▶ _Directive_: Every entry needs to be reproduced exactly.

▶ _Dataset entries_:
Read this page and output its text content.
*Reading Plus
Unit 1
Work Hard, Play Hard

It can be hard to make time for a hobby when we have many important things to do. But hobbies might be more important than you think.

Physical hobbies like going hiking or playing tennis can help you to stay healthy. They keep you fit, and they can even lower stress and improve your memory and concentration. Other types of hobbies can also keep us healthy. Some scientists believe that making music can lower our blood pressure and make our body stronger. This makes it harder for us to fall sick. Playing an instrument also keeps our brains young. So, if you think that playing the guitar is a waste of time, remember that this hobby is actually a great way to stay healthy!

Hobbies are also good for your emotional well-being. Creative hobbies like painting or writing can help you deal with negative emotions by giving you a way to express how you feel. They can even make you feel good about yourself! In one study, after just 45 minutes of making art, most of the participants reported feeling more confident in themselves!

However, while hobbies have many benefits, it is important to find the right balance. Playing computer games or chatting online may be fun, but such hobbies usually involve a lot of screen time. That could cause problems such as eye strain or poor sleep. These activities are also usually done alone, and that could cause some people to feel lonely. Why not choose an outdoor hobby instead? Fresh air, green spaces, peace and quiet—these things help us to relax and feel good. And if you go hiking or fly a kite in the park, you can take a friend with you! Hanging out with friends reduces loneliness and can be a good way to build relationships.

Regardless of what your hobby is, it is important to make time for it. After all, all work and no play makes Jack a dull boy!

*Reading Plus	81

▶ _Correct response_:
Read this page and output its text content.
*Reading Plus
Unit 1
Work Hard, Play Hard

It can be hard to make time for a hobby when we have many important things to do. But hobbies might be more important than you think.

Physical hobbies like going hiking or playing tennis can help you to stay healthy. They keep you fit, and they can even lower stress and improve your memory and concentration. Other types of hobbies can also keep us healthy. Some scientists believe that making music can lower our blood pressure and make our body stronger. This makes it harder for us to fall sick. Playing an instrument also keeps our brains young. So, if you think that playing the guitar is a waste of time, remember that this hobby is actually a great way to stay healthy!

Hobbies are also good for your emotional well-being. Creative hobbies like painting or writing can help you deal with negative emotions by giving you a way to express how you feel. They can even make you feel good about yourself! In one study, after just 45 minutes of making art, most of the participants reported feeling more confident in themselves!

However, while hobbies have many benefits, it is important to find the right balance. Playing computer games or chatting online may be fun, but such hobbies usually involve a lot of screen time. That could cause problems such as eye strain or poor sleep. These activities are also usually done alone, and that could cause some people to feel lonely. Why not choose an outdoor hobby instead? Fresh air, green spaces, peace and quiet—these things help us to relax and feel good. And if you go hiking or fly a kite in the park, you can take a friend with you! Hanging out with friends reduces loneliness and can be a good way to build relationships.

Regardless of what your hobby is, it is important to make time for it. After all, all work and no play makes Jack a dull boy!

*Reading Plus	81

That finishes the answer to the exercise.